INSTRUCTIONS FOR THE TASK. All of the records listed below should be retyped exactly.

##############################

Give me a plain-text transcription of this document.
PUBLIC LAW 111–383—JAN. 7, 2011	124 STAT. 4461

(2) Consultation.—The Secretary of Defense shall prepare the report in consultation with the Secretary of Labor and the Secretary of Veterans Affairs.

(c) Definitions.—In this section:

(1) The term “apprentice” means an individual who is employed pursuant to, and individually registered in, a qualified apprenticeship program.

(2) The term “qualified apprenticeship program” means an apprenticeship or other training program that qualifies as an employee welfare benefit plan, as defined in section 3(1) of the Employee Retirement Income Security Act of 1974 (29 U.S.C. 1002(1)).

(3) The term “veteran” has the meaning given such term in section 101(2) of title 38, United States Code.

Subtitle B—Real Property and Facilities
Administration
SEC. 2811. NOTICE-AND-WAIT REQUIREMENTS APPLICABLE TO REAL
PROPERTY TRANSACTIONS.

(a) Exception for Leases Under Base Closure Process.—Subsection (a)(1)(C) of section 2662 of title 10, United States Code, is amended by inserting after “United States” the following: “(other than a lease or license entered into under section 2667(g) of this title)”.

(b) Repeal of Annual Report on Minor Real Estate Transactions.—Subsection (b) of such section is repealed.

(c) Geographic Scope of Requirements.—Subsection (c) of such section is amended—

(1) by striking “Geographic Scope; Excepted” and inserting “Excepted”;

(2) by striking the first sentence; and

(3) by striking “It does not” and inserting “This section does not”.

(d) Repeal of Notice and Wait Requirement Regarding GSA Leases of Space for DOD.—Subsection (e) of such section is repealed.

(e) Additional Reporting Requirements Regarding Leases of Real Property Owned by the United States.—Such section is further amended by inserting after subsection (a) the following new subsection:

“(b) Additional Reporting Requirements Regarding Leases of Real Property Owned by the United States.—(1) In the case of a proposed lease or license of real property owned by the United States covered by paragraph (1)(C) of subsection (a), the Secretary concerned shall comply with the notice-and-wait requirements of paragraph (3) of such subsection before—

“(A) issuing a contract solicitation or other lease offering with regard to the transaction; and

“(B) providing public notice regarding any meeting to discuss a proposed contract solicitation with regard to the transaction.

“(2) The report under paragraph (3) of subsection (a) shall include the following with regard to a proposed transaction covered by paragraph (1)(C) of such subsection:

##############################

SOLUTION BELOW.
Give me a plain-text transcription of this document.
PUBLIC LAW 111–383—JAN. 7, 2011	124 STAT. 4461

(2) Consultation.—The Secretary of Defense shall prepare the report in consultation with the Secretary of Labor and the Secretary of Veterans Affairs.

(c) Definitions.—In this section:

(1) The term “apprentice” means an individual who is employed pursuant to, and individually registered in, a qualified apprenticeship program.

(2) The term “qualified apprenticeship program” means an apprenticeship or other training program that qualifies as an employee welfare benefit plan, as defined in section 3(1) of the Employee Retirement Income Security Act of 1974 (29 U.S.C. 1002(1)).

(3) The term “veteran” has the meaning given such term in section 101(2) of title 38, United States Code.

Subtitle B—Real Property and Facilities
Administration
SEC. 2811. NOTICE-AND-WAIT REQUIREMENTS APPLICABLE TO REAL
PROPERTY TRANSACTIONS.

(a) Exception for Leases Under Base Closure Process.—Subsection (a)(1)(C) of section 2662 of title 10, United States Code, is amended by inserting after “United States” the following: “(other than a lease or license entered into under section 2667(g) of this title)”.

(b) Repeal of Annual Report on Minor Real Estate Transactions.—Subsection (b) of such section is repealed.

(c) Geographic Scope of Requirements.—Subsection (c) of such section is amended—

(1) by striking “Geographic Scope; Excepted” and inserting “Excepted”;

(2) by striking the first sentence; and

(3) by striking “It does not” and inserting “This section does not”.

(d) Repeal of Notice and Wait Requirement Regarding GSA Leases of Space for DOD.—Subsection (e) of such section is repealed.

(e) Additional Reporting Requirements Regarding Leases of Real Property Owned by the United States.—Such section is further amended by inserting after subsection (a) the following new subsection:

“(b) Additional Reporting Requirements Regarding Leases of Real Property Owned by the United States.—(1) In the case of a proposed lease or license of real property owned by the United States covered by paragraph (1)(C) of subsection (a), the Secretary concerned shall comply with the notice-and-wait requirements of paragraph (3) of such subsection before—

“(A) issuing a contract solicitation or other lease offering with regard to the transaction; and

“(B) providing public notice regarding any meeting to discuss a proposed contract solicitation with regard to the transaction.

“(2) The report under paragraph (3) of subsection (a) shall include the following with regard to a proposed transaction covered by paragraph (1)(C) of such subsection:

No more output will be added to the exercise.